**Task prompt:**
Return, unchanged, the lines of the listing below that start at the line containing "name-list bbox=[54, 422, 116, 457]" and end after the line containing "name-list bbox=[54, 334, 116, 369]", including both of those lines.
---------- Supplied records ----------
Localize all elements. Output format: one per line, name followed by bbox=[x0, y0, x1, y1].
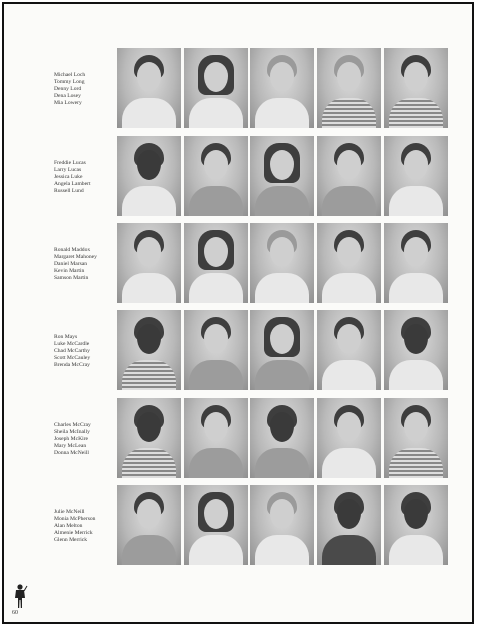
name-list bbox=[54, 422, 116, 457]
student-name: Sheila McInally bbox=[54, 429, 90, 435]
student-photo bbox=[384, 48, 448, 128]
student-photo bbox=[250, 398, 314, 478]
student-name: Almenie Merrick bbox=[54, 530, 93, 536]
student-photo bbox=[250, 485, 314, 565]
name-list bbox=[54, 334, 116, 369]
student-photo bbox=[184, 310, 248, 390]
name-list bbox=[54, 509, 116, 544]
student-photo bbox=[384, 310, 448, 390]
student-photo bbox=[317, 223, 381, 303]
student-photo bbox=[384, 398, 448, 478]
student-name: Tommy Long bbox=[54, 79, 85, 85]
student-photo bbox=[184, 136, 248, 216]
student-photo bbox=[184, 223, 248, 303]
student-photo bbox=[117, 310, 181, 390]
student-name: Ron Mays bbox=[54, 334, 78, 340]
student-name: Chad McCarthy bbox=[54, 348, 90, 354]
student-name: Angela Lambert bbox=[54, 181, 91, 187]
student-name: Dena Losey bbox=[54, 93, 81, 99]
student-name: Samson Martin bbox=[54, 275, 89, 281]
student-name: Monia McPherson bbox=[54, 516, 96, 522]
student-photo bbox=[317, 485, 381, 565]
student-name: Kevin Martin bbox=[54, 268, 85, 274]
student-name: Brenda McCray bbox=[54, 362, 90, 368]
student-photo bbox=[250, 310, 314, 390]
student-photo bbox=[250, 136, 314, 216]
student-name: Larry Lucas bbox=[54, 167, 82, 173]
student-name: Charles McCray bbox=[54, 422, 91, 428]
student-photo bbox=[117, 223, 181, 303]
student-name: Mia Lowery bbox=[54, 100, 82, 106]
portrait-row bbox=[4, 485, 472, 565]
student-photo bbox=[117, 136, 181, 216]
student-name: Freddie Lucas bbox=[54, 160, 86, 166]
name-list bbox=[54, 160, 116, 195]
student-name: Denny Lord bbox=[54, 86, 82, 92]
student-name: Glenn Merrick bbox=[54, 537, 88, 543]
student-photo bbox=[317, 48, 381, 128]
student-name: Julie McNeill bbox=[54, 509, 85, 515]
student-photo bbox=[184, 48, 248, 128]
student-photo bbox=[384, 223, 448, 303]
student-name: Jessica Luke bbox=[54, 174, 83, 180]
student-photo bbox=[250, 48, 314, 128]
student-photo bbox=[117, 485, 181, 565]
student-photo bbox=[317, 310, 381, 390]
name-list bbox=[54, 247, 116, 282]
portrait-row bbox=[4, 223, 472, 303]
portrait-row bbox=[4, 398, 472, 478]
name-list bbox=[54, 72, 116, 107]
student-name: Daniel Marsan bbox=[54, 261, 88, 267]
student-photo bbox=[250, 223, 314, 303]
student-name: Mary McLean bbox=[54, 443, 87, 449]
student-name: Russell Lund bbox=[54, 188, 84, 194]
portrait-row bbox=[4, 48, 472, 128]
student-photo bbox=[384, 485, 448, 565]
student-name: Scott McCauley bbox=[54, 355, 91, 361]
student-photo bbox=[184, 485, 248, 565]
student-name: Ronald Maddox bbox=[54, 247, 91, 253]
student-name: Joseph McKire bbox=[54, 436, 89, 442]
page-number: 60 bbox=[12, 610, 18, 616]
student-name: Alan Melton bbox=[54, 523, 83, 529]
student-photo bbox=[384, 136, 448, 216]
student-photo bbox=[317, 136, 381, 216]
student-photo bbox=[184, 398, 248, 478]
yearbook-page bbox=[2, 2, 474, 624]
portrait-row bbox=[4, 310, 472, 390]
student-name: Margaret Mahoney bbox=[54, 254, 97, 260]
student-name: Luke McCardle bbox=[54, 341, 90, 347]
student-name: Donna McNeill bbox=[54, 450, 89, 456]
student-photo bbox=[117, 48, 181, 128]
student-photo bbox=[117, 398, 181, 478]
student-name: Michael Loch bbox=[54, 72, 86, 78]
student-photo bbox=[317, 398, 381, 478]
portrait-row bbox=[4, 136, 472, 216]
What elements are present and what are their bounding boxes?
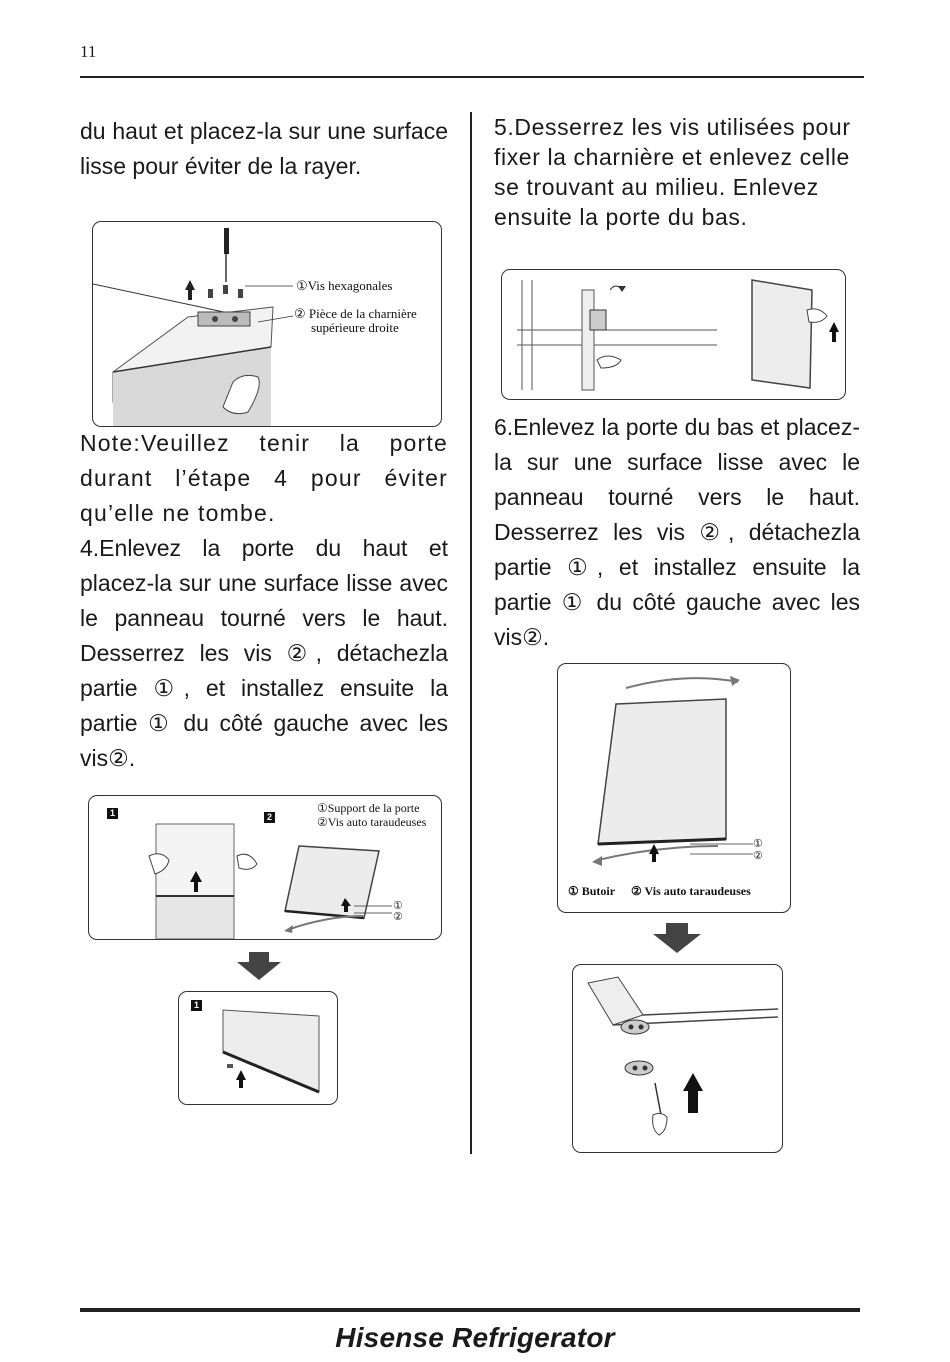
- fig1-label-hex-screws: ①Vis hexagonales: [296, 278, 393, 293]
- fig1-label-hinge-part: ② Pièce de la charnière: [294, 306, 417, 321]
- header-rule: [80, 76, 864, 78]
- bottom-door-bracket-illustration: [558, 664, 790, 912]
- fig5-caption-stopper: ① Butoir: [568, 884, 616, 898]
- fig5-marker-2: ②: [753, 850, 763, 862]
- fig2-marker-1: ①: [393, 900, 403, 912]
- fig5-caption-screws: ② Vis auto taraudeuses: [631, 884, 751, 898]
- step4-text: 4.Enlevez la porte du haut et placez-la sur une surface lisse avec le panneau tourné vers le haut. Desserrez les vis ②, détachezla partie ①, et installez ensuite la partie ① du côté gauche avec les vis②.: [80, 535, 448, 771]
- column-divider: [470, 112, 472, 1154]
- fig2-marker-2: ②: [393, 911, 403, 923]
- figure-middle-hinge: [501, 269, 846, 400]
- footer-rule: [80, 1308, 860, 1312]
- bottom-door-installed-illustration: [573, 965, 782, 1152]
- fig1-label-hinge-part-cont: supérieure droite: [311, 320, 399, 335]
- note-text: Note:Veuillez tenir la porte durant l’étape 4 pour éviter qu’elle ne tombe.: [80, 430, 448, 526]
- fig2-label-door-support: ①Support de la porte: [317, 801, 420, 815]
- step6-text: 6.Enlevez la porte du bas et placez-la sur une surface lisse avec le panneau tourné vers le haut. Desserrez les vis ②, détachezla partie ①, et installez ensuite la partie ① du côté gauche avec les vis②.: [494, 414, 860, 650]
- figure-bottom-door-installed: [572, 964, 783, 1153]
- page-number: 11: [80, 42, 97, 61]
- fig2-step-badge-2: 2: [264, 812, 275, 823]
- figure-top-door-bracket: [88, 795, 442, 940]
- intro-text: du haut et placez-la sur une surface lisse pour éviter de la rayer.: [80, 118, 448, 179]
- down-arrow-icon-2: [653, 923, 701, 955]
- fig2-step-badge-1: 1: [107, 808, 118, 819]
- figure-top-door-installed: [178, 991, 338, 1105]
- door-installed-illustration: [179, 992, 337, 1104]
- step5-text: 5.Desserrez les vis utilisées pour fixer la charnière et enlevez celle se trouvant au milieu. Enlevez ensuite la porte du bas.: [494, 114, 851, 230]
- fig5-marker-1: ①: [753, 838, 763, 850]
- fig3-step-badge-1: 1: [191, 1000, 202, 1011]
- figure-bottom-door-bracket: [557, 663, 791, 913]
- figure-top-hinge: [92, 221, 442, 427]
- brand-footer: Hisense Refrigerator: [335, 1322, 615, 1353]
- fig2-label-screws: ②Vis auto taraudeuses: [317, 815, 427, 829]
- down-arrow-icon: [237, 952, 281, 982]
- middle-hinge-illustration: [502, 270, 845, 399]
----------
**Task response:**
name-list bbox=[54, 422, 116, 457]
student-name: Sheila McInally bbox=[54, 429, 90, 435]
student-photo bbox=[384, 48, 448, 128]
student-photo bbox=[250, 398, 314, 478]
student-name: Almenie Merrick bbox=[54, 530, 93, 536]
student-photo bbox=[250, 485, 314, 565]
name-list bbox=[54, 334, 116, 369]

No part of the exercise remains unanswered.